» Task brief: Render the part of the records that opens with the line containing "Annotate this image: element" and closes with the line containing "y-tick-label: 100 xyxy=(22,369,42,381)" as a Markdown table. Use the columns Row and Line, number each line, skip blank lines, and leave the pictures out.

» Record extracts:
________________________

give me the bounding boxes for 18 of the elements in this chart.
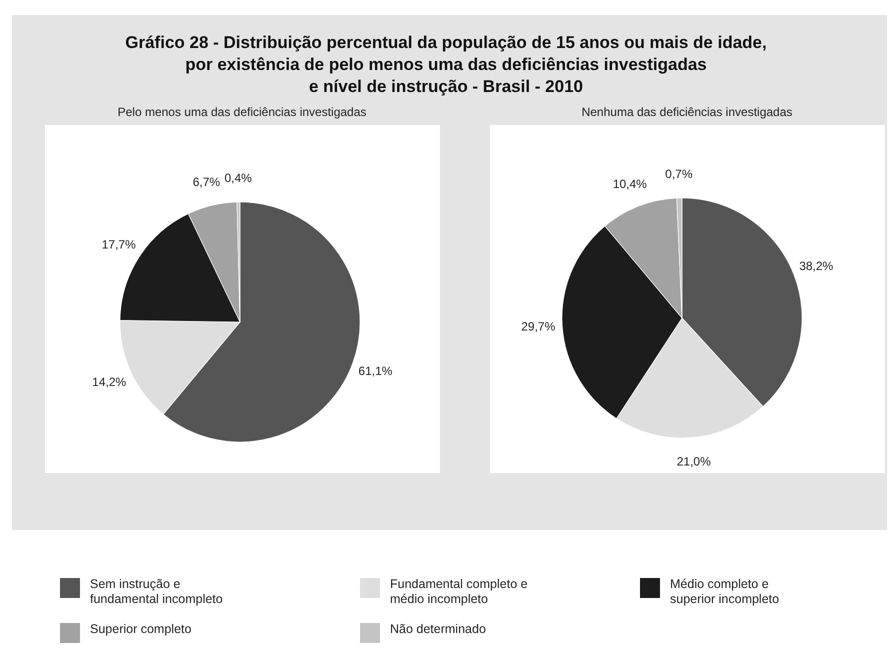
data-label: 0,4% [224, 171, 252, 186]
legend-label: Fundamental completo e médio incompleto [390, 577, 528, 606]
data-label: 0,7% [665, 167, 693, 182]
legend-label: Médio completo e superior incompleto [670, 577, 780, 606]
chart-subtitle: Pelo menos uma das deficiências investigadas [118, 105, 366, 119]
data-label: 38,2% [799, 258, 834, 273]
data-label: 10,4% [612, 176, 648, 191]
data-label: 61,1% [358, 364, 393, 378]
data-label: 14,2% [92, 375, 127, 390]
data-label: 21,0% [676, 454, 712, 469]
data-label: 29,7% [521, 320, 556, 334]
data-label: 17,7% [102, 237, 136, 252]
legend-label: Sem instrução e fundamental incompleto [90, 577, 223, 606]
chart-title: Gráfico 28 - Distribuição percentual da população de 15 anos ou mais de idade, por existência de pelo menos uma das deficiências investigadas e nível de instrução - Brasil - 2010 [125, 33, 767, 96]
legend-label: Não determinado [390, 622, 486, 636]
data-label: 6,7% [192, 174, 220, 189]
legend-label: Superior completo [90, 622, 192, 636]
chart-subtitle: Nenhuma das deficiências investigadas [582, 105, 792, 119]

________________________

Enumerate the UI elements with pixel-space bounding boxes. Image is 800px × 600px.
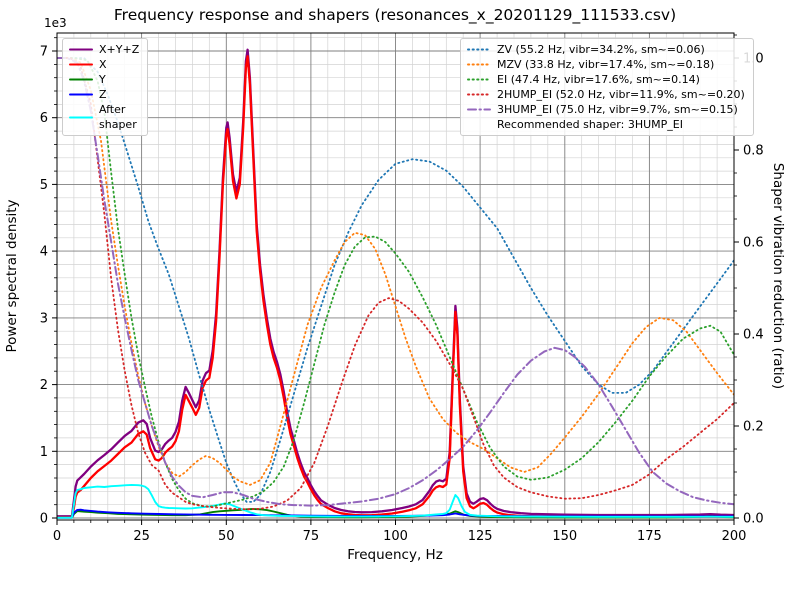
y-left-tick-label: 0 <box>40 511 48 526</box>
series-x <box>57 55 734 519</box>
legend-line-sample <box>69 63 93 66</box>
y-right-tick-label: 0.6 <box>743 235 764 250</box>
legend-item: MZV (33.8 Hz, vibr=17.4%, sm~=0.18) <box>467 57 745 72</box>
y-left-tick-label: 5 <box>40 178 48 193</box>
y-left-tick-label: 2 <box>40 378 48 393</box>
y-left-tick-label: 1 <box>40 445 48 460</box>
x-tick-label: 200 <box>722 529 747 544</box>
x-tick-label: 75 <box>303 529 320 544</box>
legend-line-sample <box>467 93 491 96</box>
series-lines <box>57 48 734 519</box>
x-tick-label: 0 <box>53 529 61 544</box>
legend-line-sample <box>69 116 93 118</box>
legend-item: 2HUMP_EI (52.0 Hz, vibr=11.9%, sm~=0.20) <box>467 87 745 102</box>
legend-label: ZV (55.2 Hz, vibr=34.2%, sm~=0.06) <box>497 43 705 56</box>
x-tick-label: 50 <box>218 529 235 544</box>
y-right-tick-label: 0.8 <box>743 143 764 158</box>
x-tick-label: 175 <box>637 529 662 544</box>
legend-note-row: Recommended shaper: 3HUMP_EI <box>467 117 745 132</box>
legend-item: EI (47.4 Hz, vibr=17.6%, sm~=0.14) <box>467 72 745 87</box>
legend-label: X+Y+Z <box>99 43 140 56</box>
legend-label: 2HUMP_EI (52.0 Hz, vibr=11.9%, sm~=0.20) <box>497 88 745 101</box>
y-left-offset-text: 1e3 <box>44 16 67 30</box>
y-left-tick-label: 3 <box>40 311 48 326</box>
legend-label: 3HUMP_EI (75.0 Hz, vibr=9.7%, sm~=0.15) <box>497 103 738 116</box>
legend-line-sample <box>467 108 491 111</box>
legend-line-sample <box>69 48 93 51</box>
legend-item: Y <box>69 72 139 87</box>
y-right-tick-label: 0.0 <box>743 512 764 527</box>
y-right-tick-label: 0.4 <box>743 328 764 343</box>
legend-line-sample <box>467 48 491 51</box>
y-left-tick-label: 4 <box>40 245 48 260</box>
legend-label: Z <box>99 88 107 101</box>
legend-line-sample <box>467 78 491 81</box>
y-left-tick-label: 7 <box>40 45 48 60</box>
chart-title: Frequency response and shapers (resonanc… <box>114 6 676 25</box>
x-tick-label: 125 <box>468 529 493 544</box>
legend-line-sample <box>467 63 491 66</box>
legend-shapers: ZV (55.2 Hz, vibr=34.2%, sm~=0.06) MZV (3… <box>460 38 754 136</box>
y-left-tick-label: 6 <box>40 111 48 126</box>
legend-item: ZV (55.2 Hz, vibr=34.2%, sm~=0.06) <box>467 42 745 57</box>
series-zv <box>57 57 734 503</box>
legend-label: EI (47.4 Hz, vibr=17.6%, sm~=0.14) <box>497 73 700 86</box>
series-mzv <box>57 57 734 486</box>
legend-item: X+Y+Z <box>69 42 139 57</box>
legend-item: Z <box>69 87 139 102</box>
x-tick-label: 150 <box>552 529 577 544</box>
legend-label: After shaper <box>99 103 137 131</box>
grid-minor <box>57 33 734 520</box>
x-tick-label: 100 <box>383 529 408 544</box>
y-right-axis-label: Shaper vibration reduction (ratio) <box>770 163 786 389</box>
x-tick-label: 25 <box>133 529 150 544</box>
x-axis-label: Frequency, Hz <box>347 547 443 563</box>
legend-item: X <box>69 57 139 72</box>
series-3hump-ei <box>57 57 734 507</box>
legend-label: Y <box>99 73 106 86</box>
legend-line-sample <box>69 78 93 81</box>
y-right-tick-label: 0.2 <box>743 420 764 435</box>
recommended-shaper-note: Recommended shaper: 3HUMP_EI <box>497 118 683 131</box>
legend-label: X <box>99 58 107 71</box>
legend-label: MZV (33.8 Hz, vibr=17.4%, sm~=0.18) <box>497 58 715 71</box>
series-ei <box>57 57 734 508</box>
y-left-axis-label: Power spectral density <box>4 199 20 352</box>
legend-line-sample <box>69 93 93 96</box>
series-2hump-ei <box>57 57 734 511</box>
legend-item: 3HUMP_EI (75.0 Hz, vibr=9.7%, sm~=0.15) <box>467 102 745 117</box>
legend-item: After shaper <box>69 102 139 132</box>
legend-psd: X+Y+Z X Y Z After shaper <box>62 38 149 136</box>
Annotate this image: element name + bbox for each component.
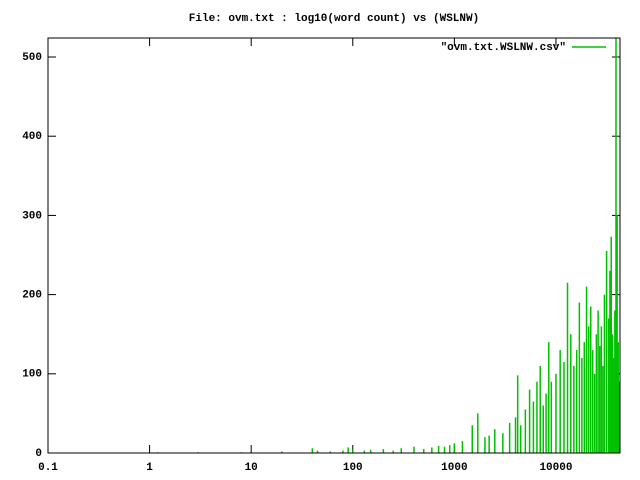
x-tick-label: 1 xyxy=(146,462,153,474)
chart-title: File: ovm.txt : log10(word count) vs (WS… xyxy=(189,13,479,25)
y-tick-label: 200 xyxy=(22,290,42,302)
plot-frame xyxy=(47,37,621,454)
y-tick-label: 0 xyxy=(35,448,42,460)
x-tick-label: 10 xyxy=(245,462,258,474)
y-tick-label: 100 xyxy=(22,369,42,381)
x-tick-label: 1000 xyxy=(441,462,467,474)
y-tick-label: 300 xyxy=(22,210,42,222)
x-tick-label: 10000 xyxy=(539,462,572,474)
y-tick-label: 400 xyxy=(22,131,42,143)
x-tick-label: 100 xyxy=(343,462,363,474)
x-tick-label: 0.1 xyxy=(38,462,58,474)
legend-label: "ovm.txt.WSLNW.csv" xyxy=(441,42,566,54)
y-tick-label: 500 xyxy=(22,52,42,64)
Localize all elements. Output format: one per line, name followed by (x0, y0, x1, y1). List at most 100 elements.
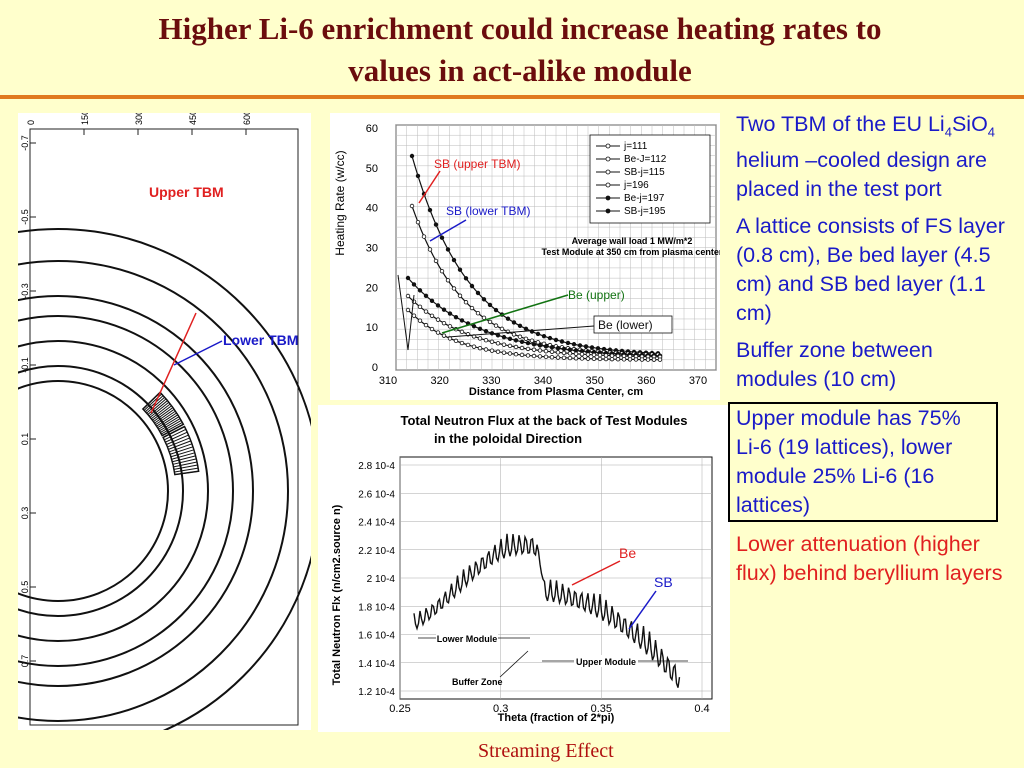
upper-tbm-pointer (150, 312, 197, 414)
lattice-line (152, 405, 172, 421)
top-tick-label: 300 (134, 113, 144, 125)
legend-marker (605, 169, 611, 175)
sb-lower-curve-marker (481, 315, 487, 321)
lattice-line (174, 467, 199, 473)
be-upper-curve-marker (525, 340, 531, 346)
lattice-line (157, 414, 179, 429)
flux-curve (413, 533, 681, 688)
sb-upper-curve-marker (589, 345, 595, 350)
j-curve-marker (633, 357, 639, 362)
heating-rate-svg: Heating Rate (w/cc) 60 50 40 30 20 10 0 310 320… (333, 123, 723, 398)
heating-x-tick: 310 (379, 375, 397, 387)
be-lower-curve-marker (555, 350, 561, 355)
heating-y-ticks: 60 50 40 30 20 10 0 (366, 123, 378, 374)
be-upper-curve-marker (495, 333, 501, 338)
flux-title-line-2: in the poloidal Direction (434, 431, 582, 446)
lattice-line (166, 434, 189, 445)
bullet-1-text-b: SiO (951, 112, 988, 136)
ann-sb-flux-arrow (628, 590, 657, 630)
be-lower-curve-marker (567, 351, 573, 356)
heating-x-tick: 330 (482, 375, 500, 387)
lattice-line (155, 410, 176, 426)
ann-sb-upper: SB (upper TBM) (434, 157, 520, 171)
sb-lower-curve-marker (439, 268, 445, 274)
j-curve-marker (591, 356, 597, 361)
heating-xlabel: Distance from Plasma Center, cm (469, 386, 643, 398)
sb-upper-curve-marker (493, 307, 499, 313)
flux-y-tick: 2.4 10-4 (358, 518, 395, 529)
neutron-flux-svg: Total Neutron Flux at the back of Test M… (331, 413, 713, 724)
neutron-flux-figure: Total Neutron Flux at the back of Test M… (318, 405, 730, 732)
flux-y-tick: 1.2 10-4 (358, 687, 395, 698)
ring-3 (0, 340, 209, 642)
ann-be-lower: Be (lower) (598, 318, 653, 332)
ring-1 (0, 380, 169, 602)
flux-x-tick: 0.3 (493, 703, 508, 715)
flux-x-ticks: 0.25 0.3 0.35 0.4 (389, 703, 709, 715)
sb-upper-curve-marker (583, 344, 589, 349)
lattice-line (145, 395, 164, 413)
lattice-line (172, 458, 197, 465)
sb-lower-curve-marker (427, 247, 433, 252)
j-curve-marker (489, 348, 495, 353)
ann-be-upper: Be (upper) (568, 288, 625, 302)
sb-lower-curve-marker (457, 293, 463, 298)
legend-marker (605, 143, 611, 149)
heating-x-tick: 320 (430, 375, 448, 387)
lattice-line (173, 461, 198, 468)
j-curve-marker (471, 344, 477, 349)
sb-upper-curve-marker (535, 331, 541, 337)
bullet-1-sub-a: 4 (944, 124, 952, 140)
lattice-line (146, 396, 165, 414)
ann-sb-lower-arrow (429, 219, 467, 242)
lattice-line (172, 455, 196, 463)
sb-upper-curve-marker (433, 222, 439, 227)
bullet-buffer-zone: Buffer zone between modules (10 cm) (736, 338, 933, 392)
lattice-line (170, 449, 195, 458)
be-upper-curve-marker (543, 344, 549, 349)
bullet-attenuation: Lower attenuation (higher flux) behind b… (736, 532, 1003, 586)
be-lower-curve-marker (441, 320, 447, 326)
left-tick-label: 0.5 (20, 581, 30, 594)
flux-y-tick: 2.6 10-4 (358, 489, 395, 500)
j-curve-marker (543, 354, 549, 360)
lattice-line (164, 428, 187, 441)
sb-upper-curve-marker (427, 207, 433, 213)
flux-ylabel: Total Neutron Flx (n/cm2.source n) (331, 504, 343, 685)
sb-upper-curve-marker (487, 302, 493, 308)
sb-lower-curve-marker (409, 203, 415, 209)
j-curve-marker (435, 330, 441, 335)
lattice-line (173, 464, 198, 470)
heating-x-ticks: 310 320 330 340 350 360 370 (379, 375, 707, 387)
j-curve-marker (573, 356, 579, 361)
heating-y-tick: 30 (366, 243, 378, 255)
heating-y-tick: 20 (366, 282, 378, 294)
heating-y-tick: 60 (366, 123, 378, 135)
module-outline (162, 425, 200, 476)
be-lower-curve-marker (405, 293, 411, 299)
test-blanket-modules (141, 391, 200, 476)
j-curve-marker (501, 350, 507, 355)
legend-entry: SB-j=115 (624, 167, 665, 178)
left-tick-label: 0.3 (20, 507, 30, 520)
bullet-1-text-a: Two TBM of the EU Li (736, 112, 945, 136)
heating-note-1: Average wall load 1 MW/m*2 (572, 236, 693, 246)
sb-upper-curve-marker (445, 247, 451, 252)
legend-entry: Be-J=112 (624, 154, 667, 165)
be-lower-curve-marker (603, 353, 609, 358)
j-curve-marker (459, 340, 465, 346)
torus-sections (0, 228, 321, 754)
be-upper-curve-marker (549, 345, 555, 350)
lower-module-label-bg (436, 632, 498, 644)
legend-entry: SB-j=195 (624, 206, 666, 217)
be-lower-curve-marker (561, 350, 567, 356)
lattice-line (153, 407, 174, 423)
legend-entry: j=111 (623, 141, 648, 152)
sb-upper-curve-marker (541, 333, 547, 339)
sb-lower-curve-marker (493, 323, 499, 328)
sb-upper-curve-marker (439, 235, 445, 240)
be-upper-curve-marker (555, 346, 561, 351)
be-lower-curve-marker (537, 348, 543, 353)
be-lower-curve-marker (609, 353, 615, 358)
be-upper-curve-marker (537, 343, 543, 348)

________________________

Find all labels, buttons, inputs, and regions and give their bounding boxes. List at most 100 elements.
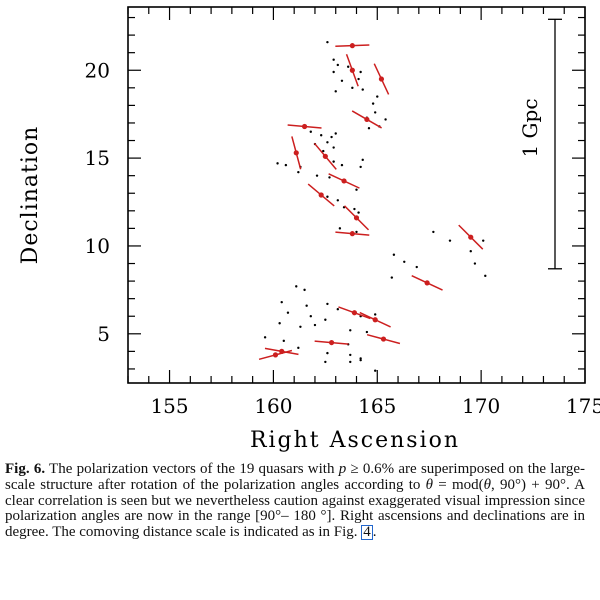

________________________

» Solved exercise:
| Row | Line |
|---|---|
| 1 | Annotate this image: element name + bbox for each component. |
| 2 | x-tick-label: 1 xyxy=(146,462,153,474) |
| 3 | chart-title: File: ovm.txt : log10(word count) vs (WS… xyxy=(189,13,479,25) |
| 4 | y-tick-label: 200 xyxy=(22,290,42,302) |
| 5 | plot-frame xyxy=(47,37,621,454) |
| 6 | y-tick-label: 0 xyxy=(35,448,42,460) |
| 7 | x-tick-label: 10 xyxy=(245,462,258,474) |
| 8 | y-tick-label: 100 xyxy=(22,369,42,381) |